[start of Available records]
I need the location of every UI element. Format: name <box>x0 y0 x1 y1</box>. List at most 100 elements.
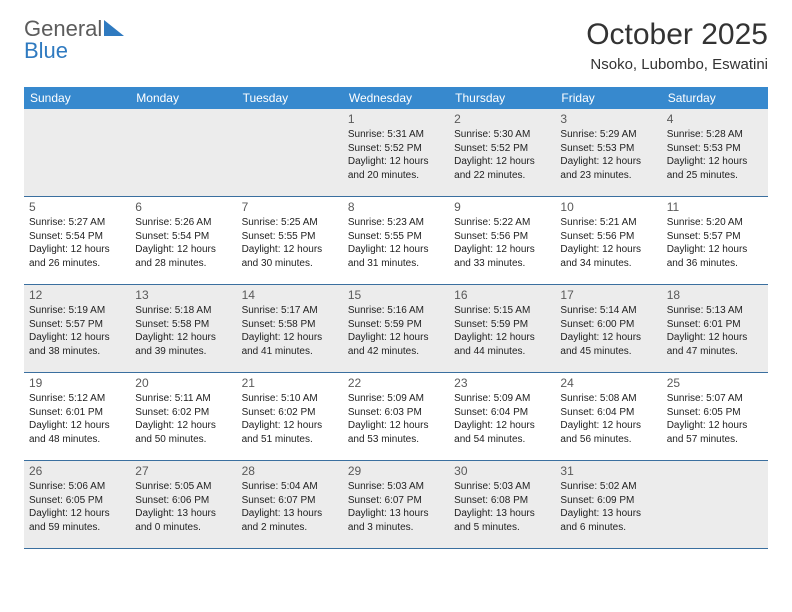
day-info: Sunrise: 5:17 AMSunset: 5:58 PMDaylight:… <box>242 304 338 358</box>
day-number: 30 <box>454 464 550 478</box>
sunrise-text: Sunrise: 5:04 AM <box>242 480 338 494</box>
daylight-text: Daylight: 13 hours and 2 minutes. <box>242 507 338 534</box>
day-info: Sunrise: 5:18 AMSunset: 5:58 PMDaylight:… <box>135 304 231 358</box>
day-info: Sunrise: 5:03 AMSunset: 6:08 PMDaylight:… <box>454 480 550 534</box>
daylight-text: Daylight: 12 hours and 42 minutes. <box>348 331 444 358</box>
calendar-cell: 6Sunrise: 5:26 AMSunset: 5:54 PMDaylight… <box>130 197 236 285</box>
day-number: 8 <box>348 200 444 214</box>
daylight-text: Daylight: 12 hours and 41 minutes. <box>242 331 338 358</box>
daylight-text: Daylight: 12 hours and 28 minutes. <box>135 243 231 270</box>
sunset-text: Sunset: 5:52 PM <box>348 142 444 156</box>
sunset-text: Sunset: 5:59 PM <box>454 318 550 332</box>
day-number: 7 <box>242 200 338 214</box>
daylight-text: Daylight: 12 hours and 33 minutes. <box>454 243 550 270</box>
calendar-cell: 22 Sunrise: 5:09 AMSunset: 6:03 PMDayligh… <box>343 373 449 461</box>
day-number: 27 <box>135 464 231 478</box>
daylight-text: Daylight: 13 hours and 3 minutes. <box>348 507 444 534</box>
calendar-cell: 4Sunrise: 5:28 AMSunset: 5:53 PMDaylight… <box>662 109 768 197</box>
sunrise-text: Sunrise: 5:14 AM <box>560 304 656 318</box>
calendar-cell: 8 Sunrise: 5:23 AMSunset: 5:55 PMDaylight… <box>343 197 449 285</box>
month-title: October 2025 <box>586 18 768 52</box>
day-info: Sunrise: 5:09 AMSunset: 6:04 PMDaylight:… <box>454 392 550 446</box>
sunset-text: Sunset: 5:54 PM <box>135 230 231 244</box>
column-header: Saturday <box>662 87 768 109</box>
sunrise-text: Sunrise: 5:21 AM <box>560 216 656 230</box>
sunrise-text: Sunrise: 5:06 AM <box>29 480 125 494</box>
calendar-cell: 25Sunrise: 5:07 AMSunset: 6:05 PMDayligh… <box>662 373 768 461</box>
daylight-text: Daylight: 12 hours and 34 minutes. <box>560 243 656 270</box>
day-info: Sunrise: 5:22 AMSunset: 5:56 PMDaylight:… <box>454 216 550 270</box>
daylight-text: Daylight: 12 hours and 57 minutes. <box>667 419 763 446</box>
sunrise-text: Sunrise: 5:10 AM <box>242 392 338 406</box>
sunrise-text: Sunrise: 5:22 AM <box>454 216 550 230</box>
sunset-text: Sunset: 5:53 PM <box>667 142 763 156</box>
calendar-cell: 9Sunrise: 5:22 AMSunset: 5:56 PMDaylight… <box>449 197 555 285</box>
sunset-text: Sunset: 5:55 PM <box>242 230 338 244</box>
daylight-text: Daylight: 12 hours and 23 minutes. <box>560 155 656 182</box>
calendar-cell: 7Sunrise: 5:25 AMSunset: 5:55 PMDaylight… <box>237 197 343 285</box>
title-block: October 2025 Nsoko, Lubombo, Eswatini <box>586 18 768 73</box>
day-info: Sunrise: 5:28 AMSunset: 5:53 PMDaylight:… <box>667 128 763 182</box>
sunset-text: Sunset: 5:57 PM <box>667 230 763 244</box>
calendar-body: 1Sunrise: 5:31 AMSunset: 5:52 PMDaylight… <box>24 109 768 549</box>
sunset-text: Sunset: 5:55 PM <box>348 230 444 244</box>
sunrise-text: Sunrise: 5:17 AM <box>242 304 338 318</box>
day-info: Sunrise: 5:07 AMSunset: 6:05 PMDaylight:… <box>667 392 763 446</box>
day-info: Sunrise: 5:05 AMSunset: 6:06 PMDaylight:… <box>135 480 231 534</box>
day-number: 12 <box>29 288 125 302</box>
sunrise-text: Sunrise: 5:23 AM <box>348 216 444 230</box>
day-number: 28 <box>242 464 338 478</box>
day-info: Sunrise: 5:06 AMSunset: 6:05 PMDaylight:… <box>29 480 125 534</box>
sunrise-text: Sunrise: 5:08 AM <box>560 392 656 406</box>
day-info: Sunrise: 5:19 AMSunset: 5:57 PMDaylight:… <box>29 304 125 358</box>
sunset-text: Sunset: 6:04 PM <box>560 406 656 420</box>
column-header: Monday <box>130 87 236 109</box>
calendar-cell-empty <box>130 109 236 197</box>
logo-triangle-icon <box>104 18 124 40</box>
calendar-cell: 5Sunrise: 5:27 AMSunset: 5:54 PMDaylight… <box>24 197 130 285</box>
day-number: 22 <box>348 376 444 390</box>
calendar-cell: 1Sunrise: 5:31 AMSunset: 5:52 PMDaylight… <box>343 109 449 197</box>
calendar-cell: 28 Sunrise: 5:04 AMSunset: 6:07 PMDayligh… <box>237 461 343 549</box>
day-number: 13 <box>135 288 231 302</box>
day-info: Sunrise: 5:09 AMSunset: 6:03 PMDaylight:… <box>348 392 444 446</box>
sunset-text: Sunset: 5:58 PM <box>242 318 338 332</box>
sunrise-text: Sunrise: 5:29 AM <box>560 128 656 142</box>
calendar-cell: 17Sunrise: 5:14 AMSunset: 6:00 PMDayligh… <box>555 285 661 373</box>
calendar-cell: 11Sunrise: 5:20 AMSunset: 5:57 PMDayligh… <box>662 197 768 285</box>
day-number: 3 <box>560 112 656 126</box>
day-info: Sunrise: 5:04 AMSunset: 6:07 PMDaylight:… <box>242 480 338 534</box>
calendar-cell: 24Sunrise: 5:08 AMSunset: 6:04 PMDayligh… <box>555 373 661 461</box>
day-number: 21 <box>242 376 338 390</box>
daylight-text: Daylight: 12 hours and 53 minutes. <box>348 419 444 446</box>
daylight-text: Daylight: 12 hours and 59 minutes. <box>29 507 125 534</box>
sunset-text: Sunset: 5:54 PM <box>29 230 125 244</box>
daylight-text: Daylight: 12 hours and 20 minutes. <box>348 155 444 182</box>
sunset-text: Sunset: 6:02 PM <box>242 406 338 420</box>
daylight-text: Daylight: 13 hours and 0 minutes. <box>135 507 231 534</box>
sunrise-text: Sunrise: 5:19 AM <box>29 304 125 318</box>
sunset-text: Sunset: 6:08 PM <box>454 494 550 508</box>
daylight-text: Daylight: 12 hours and 44 minutes. <box>454 331 550 358</box>
sunrise-text: Sunrise: 5:11 AM <box>135 392 231 406</box>
column-header: Thursday <box>449 87 555 109</box>
sunset-text: Sunset: 6:09 PM <box>560 494 656 508</box>
calendar-cell-empty <box>24 109 130 197</box>
day-info: Sunrise: 5:15 AMSunset: 5:59 PMDaylight:… <box>454 304 550 358</box>
day-number: 14 <box>242 288 338 302</box>
calendar-cell: 29Sunrise: 5:03 AMSunset: 6:07 PMDayligh… <box>343 461 449 549</box>
calendar-cell: 10Sunrise: 5:21 AMSunset: 5:56 PMDayligh… <box>555 197 661 285</box>
column-header: Friday <box>555 87 661 109</box>
sunset-text: Sunset: 5:56 PM <box>454 230 550 244</box>
daylight-text: Daylight: 12 hours and 31 minutes. <box>348 243 444 270</box>
day-number: 26 <box>29 464 125 478</box>
calendar-header-row: SundayMondayTuesdayWednesdayThursdayFrid… <box>24 87 768 109</box>
sunrise-text: Sunrise: 5:28 AM <box>667 128 763 142</box>
calendar-cell: 20Sunrise: 5:11 AMSunset: 6:02 PMDayligh… <box>130 373 236 461</box>
daylight-text: Daylight: 12 hours and 51 minutes. <box>242 419 338 446</box>
sunset-text: Sunset: 6:01 PM <box>29 406 125 420</box>
day-info: Sunrise: 5:29 AMSunset: 5:53 PMDaylight:… <box>560 128 656 182</box>
day-number: 16 <box>454 288 550 302</box>
calendar-cell: 26 Sunrise: 5:06 AMSunset: 6:05 PMDayligh… <box>24 461 130 549</box>
sunrise-text: Sunrise: 5:30 AM <box>454 128 550 142</box>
[end of Available records]
How many lines of the material above contain the string "header", where case counts? Reply with the number alone.

5